◆ Given problem: Look through the records below and collect all lines that hold the string "JSON".

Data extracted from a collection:
>> BEGIN

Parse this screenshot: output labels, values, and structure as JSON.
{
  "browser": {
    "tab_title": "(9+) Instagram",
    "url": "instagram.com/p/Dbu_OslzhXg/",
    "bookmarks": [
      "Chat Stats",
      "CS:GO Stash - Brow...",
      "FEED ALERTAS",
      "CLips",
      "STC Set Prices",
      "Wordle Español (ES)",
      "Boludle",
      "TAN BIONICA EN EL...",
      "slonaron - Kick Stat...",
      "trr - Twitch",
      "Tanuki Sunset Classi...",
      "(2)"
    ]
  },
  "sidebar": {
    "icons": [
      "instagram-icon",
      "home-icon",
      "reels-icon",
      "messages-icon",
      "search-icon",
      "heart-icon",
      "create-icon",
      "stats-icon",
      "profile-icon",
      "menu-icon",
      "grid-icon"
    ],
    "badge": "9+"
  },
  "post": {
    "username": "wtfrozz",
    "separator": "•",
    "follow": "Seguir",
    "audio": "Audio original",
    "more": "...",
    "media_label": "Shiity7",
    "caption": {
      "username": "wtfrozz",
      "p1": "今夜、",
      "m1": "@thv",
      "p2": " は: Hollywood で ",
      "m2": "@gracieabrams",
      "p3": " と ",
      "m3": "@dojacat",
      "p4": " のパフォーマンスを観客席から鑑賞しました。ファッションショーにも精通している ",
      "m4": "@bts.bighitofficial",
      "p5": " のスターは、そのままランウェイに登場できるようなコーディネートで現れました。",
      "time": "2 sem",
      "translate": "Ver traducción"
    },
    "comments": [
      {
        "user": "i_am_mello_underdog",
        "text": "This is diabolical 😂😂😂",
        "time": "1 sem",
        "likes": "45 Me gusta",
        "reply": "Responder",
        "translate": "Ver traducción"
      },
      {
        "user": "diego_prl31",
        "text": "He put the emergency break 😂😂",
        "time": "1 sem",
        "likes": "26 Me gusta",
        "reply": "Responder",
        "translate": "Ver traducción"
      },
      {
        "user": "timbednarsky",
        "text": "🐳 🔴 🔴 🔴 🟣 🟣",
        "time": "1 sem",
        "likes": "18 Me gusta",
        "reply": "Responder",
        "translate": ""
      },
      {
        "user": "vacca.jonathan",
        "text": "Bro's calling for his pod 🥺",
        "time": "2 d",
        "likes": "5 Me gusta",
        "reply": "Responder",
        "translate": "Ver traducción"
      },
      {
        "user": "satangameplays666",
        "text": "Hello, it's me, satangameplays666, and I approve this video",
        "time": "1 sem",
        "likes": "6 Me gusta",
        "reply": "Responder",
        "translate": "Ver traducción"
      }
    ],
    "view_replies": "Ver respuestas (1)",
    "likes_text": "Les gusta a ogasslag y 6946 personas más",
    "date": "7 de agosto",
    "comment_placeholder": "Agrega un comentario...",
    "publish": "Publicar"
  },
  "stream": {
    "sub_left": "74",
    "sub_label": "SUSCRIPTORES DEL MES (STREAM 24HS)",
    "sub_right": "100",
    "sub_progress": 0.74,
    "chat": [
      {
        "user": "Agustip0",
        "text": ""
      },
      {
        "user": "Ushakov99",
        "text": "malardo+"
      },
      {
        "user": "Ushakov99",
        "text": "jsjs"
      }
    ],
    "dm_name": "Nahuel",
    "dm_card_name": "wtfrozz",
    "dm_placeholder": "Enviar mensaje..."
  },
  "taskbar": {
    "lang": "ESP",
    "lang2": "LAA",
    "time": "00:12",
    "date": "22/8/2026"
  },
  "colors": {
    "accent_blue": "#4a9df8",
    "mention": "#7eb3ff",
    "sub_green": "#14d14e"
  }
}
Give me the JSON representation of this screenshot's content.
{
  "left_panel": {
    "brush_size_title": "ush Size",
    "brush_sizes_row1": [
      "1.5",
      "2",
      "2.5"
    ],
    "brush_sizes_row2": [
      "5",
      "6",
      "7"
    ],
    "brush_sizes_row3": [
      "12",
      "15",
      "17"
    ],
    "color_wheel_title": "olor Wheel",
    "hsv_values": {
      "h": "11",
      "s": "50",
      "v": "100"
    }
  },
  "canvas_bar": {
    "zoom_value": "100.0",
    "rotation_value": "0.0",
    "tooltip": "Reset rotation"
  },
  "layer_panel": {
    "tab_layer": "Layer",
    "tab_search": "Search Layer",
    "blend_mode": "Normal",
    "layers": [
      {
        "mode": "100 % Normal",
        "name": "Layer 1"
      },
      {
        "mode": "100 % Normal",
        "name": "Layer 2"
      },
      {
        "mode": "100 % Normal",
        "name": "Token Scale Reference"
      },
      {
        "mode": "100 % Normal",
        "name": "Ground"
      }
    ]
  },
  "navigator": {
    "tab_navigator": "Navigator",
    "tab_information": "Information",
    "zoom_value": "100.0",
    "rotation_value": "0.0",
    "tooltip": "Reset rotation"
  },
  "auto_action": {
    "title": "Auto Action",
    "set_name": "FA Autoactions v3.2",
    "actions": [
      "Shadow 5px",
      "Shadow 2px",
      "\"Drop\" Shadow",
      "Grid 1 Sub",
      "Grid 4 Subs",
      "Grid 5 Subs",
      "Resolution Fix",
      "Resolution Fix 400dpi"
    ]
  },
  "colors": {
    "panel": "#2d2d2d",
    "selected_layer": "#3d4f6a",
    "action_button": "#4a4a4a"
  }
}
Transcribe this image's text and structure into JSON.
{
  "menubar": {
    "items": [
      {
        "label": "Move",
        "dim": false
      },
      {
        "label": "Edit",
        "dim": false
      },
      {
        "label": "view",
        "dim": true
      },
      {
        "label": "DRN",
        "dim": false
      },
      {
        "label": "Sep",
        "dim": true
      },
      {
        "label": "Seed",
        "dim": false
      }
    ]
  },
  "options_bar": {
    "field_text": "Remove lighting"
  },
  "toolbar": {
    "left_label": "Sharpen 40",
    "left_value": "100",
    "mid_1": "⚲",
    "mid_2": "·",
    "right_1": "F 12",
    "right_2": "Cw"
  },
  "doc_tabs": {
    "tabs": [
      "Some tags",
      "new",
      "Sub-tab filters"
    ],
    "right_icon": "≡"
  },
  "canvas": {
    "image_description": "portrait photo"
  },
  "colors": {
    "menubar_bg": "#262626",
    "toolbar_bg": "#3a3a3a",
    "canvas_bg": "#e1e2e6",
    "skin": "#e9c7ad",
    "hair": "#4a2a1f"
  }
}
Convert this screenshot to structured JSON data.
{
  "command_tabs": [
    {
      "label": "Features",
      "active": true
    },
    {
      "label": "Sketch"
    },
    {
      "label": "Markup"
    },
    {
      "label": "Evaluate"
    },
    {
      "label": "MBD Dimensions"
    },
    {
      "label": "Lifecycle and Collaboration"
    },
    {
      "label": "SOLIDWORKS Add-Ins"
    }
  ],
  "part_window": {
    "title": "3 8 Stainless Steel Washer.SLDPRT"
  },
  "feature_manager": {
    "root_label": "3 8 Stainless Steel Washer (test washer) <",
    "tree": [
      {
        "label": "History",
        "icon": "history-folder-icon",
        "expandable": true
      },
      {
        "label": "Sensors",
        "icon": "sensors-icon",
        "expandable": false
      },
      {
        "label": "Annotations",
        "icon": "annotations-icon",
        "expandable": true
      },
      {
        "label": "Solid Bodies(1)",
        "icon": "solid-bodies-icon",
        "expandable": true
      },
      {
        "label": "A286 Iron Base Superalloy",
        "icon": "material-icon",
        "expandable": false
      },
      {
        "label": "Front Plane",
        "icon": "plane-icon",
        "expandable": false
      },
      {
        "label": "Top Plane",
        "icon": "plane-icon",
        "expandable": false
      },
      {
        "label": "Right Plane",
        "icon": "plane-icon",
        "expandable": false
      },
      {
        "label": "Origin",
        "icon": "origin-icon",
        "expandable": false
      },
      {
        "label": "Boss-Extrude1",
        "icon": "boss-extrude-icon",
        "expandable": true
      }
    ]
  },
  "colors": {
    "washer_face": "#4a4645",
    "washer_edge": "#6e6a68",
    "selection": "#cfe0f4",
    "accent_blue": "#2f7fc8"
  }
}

>> END

◆ In response:
Parse this screenshot: output labels, values, and structure as JSON.
Give me the JSON representation of this screenshot's content.
Transcribe this image's text and structure into JSON.
Convert this screenshot to structured JSON data.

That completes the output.